[SUPPLIED RECORDS start]
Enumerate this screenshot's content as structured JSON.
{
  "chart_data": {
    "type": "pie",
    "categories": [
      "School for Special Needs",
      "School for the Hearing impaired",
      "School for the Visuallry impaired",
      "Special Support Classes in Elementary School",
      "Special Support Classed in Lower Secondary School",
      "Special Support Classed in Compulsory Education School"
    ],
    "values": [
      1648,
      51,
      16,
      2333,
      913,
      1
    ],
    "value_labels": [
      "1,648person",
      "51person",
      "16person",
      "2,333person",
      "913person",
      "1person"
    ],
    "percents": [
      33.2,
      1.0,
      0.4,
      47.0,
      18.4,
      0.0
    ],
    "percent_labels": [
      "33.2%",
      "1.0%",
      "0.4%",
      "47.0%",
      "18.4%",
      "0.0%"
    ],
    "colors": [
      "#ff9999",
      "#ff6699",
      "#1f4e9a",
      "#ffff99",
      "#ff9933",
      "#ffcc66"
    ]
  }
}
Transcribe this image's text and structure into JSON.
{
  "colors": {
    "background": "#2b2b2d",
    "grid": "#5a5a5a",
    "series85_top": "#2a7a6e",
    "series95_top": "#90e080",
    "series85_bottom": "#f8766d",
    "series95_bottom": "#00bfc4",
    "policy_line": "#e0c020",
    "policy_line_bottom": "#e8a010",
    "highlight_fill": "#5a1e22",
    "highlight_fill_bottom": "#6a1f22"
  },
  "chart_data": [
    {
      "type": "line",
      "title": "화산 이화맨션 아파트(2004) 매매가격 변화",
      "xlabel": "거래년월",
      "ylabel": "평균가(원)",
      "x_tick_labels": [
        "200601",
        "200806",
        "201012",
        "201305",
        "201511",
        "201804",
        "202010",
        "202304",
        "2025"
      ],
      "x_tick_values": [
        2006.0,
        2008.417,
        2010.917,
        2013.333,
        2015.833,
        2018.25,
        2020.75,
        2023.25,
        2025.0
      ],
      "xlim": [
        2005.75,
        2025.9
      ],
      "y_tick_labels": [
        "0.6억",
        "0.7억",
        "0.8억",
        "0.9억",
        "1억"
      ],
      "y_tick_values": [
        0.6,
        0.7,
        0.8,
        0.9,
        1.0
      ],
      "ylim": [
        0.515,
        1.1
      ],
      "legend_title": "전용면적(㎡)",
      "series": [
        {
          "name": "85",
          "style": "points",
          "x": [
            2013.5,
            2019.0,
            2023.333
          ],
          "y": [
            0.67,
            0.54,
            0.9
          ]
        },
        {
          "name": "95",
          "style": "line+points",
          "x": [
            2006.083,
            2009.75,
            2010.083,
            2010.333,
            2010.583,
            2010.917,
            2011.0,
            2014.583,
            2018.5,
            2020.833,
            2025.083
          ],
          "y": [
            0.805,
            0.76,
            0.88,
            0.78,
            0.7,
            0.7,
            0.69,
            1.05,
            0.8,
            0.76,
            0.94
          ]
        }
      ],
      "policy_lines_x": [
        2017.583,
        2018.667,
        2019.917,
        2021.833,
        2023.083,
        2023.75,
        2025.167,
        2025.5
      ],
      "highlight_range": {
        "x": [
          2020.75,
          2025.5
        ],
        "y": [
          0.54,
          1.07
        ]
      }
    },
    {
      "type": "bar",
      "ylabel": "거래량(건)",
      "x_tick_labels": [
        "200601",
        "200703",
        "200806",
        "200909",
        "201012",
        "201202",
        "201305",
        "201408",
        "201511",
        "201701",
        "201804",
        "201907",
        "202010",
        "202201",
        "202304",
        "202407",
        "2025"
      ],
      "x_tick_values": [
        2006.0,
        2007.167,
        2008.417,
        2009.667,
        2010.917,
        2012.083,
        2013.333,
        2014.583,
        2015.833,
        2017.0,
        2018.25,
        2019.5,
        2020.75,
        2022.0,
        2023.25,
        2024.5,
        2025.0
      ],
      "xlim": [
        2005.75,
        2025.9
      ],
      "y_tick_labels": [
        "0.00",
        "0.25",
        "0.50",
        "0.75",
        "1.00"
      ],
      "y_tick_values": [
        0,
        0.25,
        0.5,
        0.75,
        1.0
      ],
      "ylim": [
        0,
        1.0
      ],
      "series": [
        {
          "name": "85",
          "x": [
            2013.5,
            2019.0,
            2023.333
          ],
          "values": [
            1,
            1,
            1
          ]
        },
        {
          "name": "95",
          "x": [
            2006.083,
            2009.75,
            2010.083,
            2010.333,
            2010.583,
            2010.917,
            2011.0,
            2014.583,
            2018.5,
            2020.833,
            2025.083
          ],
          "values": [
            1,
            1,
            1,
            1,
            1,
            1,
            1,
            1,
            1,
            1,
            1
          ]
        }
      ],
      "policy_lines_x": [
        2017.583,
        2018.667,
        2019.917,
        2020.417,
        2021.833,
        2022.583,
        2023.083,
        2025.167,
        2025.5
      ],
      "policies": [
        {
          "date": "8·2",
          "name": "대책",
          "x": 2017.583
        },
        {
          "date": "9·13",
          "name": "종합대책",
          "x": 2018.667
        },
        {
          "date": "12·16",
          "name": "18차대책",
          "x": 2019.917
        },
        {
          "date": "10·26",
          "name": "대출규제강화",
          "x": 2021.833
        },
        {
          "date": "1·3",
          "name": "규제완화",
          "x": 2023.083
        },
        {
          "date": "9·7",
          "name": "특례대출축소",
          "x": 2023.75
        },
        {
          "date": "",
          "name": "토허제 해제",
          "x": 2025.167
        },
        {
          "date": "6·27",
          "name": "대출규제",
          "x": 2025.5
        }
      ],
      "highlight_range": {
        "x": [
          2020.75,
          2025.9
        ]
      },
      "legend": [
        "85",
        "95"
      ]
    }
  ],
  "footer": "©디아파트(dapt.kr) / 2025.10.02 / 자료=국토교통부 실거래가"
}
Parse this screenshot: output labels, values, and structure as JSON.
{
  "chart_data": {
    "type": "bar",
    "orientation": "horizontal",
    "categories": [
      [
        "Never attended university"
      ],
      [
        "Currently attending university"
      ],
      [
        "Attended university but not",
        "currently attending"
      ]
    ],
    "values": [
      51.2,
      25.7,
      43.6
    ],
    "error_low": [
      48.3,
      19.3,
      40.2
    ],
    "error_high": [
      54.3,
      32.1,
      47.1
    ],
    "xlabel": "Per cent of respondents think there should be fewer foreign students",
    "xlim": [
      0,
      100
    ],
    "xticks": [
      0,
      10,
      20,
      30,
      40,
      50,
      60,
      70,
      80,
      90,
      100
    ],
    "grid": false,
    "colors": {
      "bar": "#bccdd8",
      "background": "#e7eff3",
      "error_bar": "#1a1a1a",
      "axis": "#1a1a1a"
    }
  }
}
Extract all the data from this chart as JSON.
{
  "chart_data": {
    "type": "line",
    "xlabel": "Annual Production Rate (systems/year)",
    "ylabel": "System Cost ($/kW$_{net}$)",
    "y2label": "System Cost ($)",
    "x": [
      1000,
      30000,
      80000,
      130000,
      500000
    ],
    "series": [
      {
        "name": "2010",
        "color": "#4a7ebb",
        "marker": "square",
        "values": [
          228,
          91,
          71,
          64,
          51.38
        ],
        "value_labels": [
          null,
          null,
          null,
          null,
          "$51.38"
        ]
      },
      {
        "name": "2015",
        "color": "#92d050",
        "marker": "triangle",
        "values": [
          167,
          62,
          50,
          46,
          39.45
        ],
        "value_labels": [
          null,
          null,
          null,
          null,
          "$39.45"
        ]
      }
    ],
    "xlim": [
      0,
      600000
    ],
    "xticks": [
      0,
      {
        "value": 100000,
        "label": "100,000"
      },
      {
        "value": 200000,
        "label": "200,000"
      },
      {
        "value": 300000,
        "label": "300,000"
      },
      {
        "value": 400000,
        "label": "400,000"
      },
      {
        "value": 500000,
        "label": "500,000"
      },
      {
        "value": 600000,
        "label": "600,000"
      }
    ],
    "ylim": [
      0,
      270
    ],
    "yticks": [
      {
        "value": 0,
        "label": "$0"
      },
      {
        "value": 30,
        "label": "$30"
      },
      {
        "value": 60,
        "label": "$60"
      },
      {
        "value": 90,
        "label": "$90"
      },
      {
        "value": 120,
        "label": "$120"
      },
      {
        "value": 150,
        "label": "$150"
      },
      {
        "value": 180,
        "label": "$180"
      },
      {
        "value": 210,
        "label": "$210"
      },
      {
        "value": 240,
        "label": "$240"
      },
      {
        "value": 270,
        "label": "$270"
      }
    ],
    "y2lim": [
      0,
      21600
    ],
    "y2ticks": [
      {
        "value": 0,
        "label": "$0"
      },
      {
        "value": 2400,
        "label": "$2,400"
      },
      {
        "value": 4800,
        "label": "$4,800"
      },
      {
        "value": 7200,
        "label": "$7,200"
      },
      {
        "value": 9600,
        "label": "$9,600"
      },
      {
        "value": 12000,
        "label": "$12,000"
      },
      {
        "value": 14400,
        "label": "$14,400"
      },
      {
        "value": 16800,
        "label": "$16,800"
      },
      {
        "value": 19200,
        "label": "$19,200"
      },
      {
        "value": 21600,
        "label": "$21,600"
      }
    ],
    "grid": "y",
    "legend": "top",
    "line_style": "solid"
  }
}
[SUPPLIED RECORDS end]
- _WHAT TO PRODUCE_
Return each full line of the entries that contains the word "impaired".

- _TASK RESULT_
      "School for the Hearing impaired",
      "School for the Visuallry impaired",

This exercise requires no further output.